═══ SUPPLIED DATA ═══

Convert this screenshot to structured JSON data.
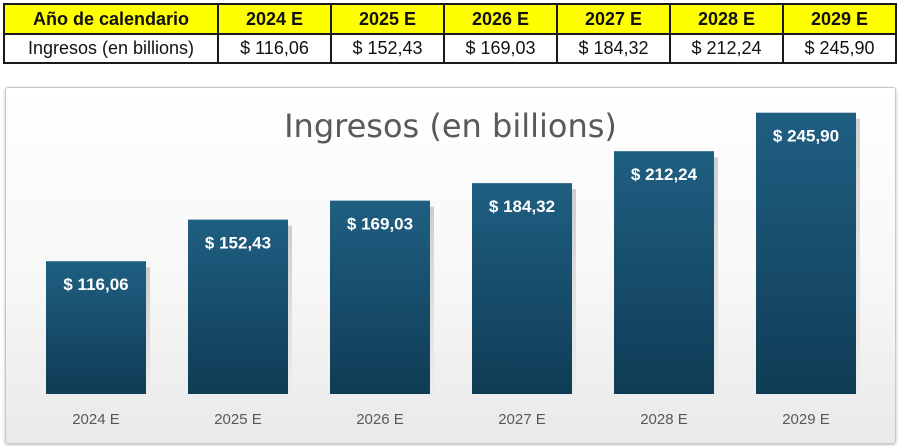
{
  "table": {
    "header": [
      "Año de calendario",
      "2024 E",
      "2025 E",
      "2026 E",
      "2027 E",
      "2028 E",
      "2029 E"
    ],
    "row_label": "Ingresos (en billions)",
    "row_values": [
      "$ 116,06",
      "$ 152,43",
      "$ 169,03",
      "$ 184,32",
      "$ 212,24",
      "$ 245,90"
    ]
  },
  "colors": {
    "header_bg": "#ffff00",
    "bar_top": "#1f5f82",
    "bar_bottom": "#0f3c55",
    "label_text": "#ffffff",
    "title_text": "#595959"
  },
  "chart_data": {
    "type": "bar",
    "title": "Ingresos (en billions)",
    "categories": [
      "2024 E",
      "2025 E",
      "2026 E",
      "2027 E",
      "2028 E",
      "2029 E"
    ],
    "values": [
      116.06,
      152.43,
      169.03,
      184.32,
      212.24,
      245.9
    ],
    "data_labels": [
      "$ 116,06",
      "$ 152,43",
      "$ 169,03",
      "$ 184,32",
      "$ 212,24",
      "$ 245,90"
    ],
    "xlabel": "",
    "ylabel": "",
    "ylim": [
      0,
      250
    ],
    "grid": false,
    "legend": "none"
  }
}
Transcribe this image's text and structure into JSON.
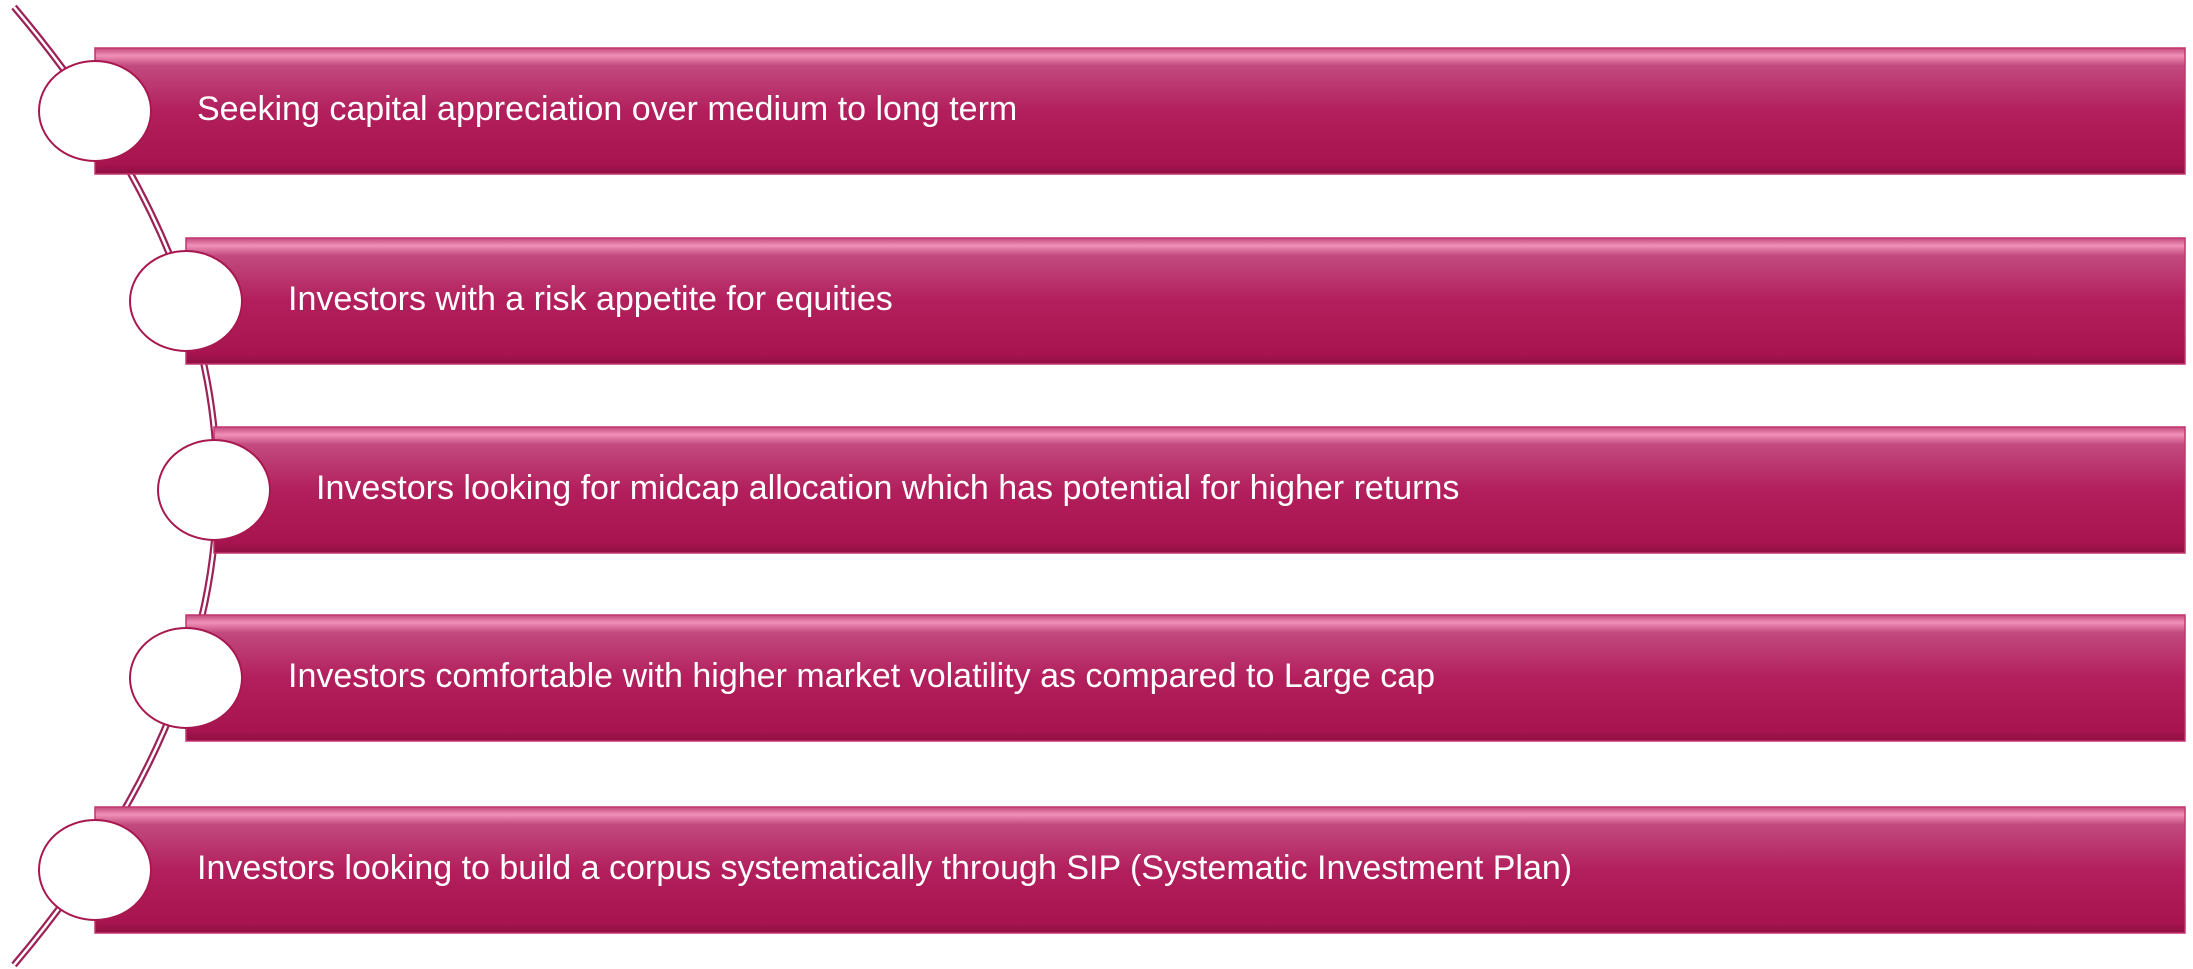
{
  "items": [
    {
      "label": "Seeking capital appreciation over medium to long term"
    },
    {
      "label": "Investors with a risk appetite for equities"
    },
    {
      "label": "Investors looking for midcap allocation which has potential for higher returns"
    },
    {
      "label": "Investors comfortable with higher market volatility as compared to Large cap"
    },
    {
      "label": "Investors looking to build a corpus systematically through SIP (Systematic Investment Plan)"
    }
  ]
}
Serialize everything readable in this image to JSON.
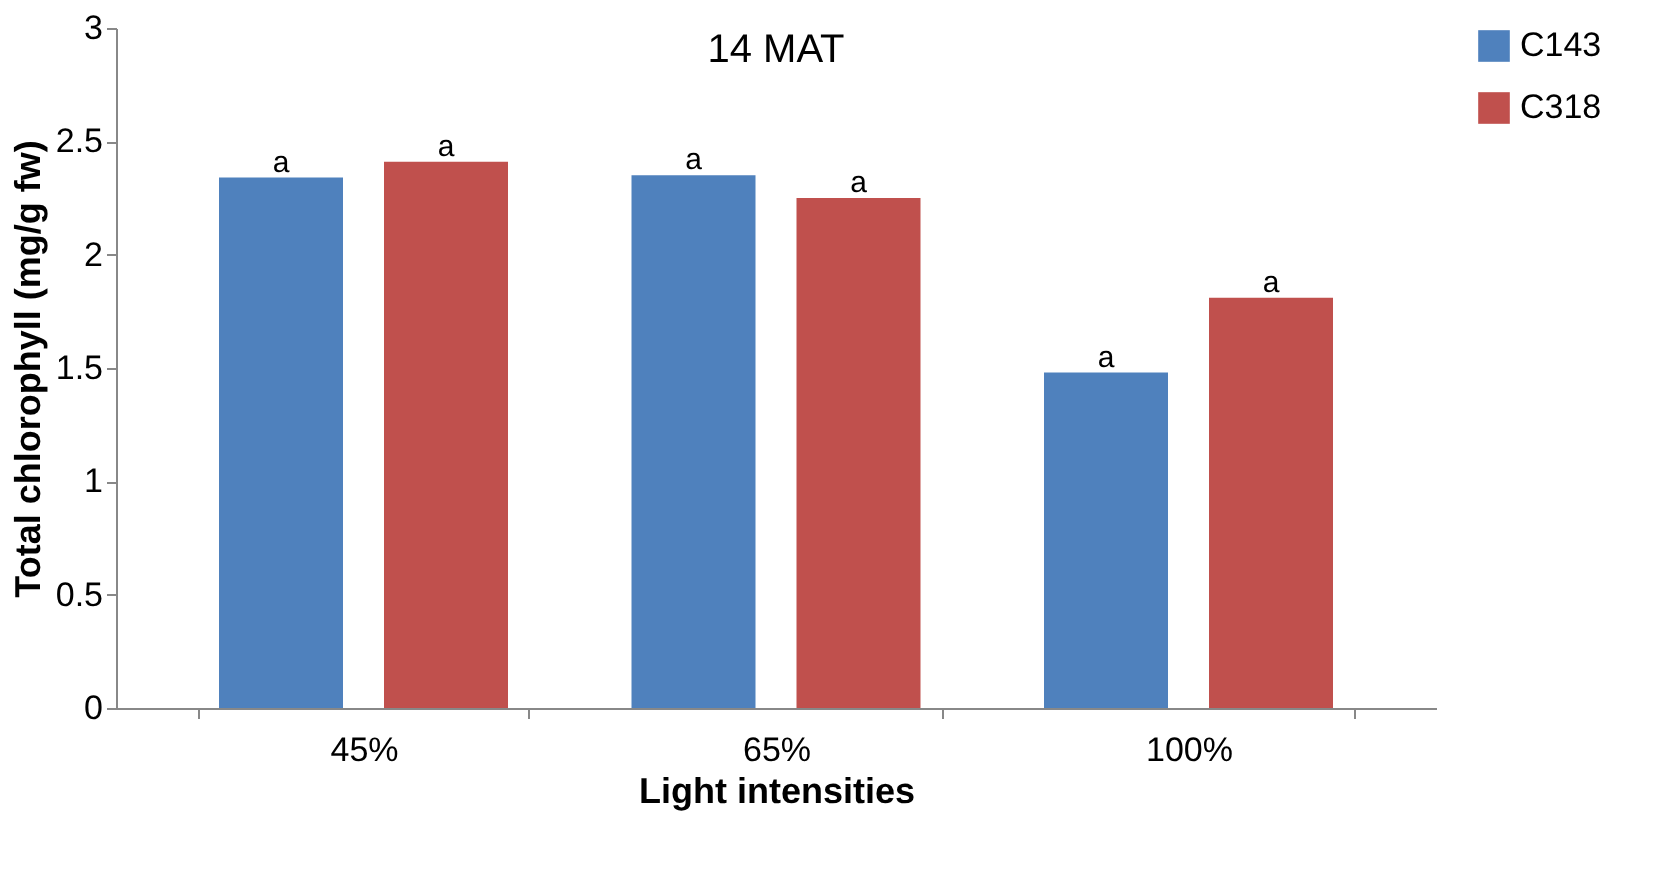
{
  "chart_data": {
    "type": "bar",
    "title": "14 MAT",
    "xlabel": "Light intensities",
    "ylabel": "Total chlorophyll (mg/g fw)",
    "categories": [
      "45%",
      "65%",
      "100%"
    ],
    "series": [
      {
        "name": "C143",
        "color": "#4f81bd",
        "values": [
          2.34,
          2.35,
          1.48
        ],
        "value_labels": [
          "a",
          "a",
          "a"
        ]
      },
      {
        "name": "C318",
        "color": "#c0504d",
        "values": [
          2.41,
          2.25,
          1.81
        ],
        "value_labels": [
          "a",
          "a",
          "a"
        ]
      }
    ],
    "ylim": [
      0,
      3
    ],
    "yticks": [
      0,
      0.5,
      1,
      1.5,
      2,
      2.5,
      3
    ],
    "grid": false,
    "legend": "right"
  }
}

═══

- **GIVEN REQUEST**: Transcribe the material exactly, keeping every word and none of the pictures.

- **SOLUTION FOR THIS PROBLEM**:
Convert this screenshot to structured JSON data.
{
  "table": {
    "header": [
      "Año de calendario",
      "2024 E",
      "2025 E",
      "2026 E",
      "2027 E",
      "2028 E",
      "2029 E"
    ],
    "row_label": "Ingresos (en billions)",
    "row_values": [
      "$ 116,06",
      "$ 152,43",
      "$ 169,03",
      "$ 184,32",
      "$ 212,24",
      "$ 245,90"
    ]
  },
  "colors": {
    "header_bg": "#ffff00",
    "bar_top": "#1f5f82",
    "bar_bottom": "#0f3c55",
    "label_text": "#ffffff",
    "title_text": "#595959"
  },
  "chart_data": {
    "type": "bar",
    "title": "Ingresos (en billions)",
    "categories": [
      "2024 E",
      "2025 E",
      "2026 E",
      "2027 E",
      "2028 E",
      "2029 E"
    ],
    "values": [
      116.06,
      152.43,
      169.03,
      184.32,
      212.24,
      245.9
    ],
    "data_labels": [
      "$ 116,06",
      "$ 152,43",
      "$ 169,03",
      "$ 184,32",
      "$ 212,24",
      "$ 245,90"
    ],
    "xlabel": "",
    "ylabel": "",
    "ylim": [
      0,
      250
    ],
    "grid": false,
    "legend": "none"
  }
}
Transcribe this image's text and structure into JSON.
{
  "items": [
    {
      "label": "Seeking capital appreciation over medium to long term"
    },
    {
      "label": "Investors with a risk appetite for equities"
    },
    {
      "label": "Investors looking for midcap allocation which has potential for higher returns"
    },
    {
      "label": "Investors comfortable with higher market volatility as compared to Large cap"
    },
    {
      "label": "Investors looking to build a corpus systematically through SIP (Systematic Investment Plan)"
    }
  ]
}
Serialize everything readable in this image to JSON.
{
  "chart_data": {
    "type": "bar",
    "title": "14 MAT",
    "xlabel": "Light intensities",
    "ylabel": "Total chlorophyll (mg/g fw)",
    "categories": [
      "45%",
      "65%",
      "100%"
    ],
    "series": [
      {
        "name": "C143",
        "color": "#4f81bd",
        "values": [
          2.34,
          2.35,
          1.48
        ],
        "value_labels": [
          "a",
          "a",
          "a"
        ]
      },
      {
        "name": "C318",
        "color": "#c0504d",
        "values": [
          2.41,
          2.25,
          1.81
        ],
        "value_labels": [
          "a",
          "a",
          "a"
        ]
      }
    ],
    "ylim": [
      0,
      3
    ],
    "yticks": [
      0,
      0.5,
      1,
      1.5,
      2,
      2.5,
      3
    ],
    "grid": false,
    "legend": "right"
  }
}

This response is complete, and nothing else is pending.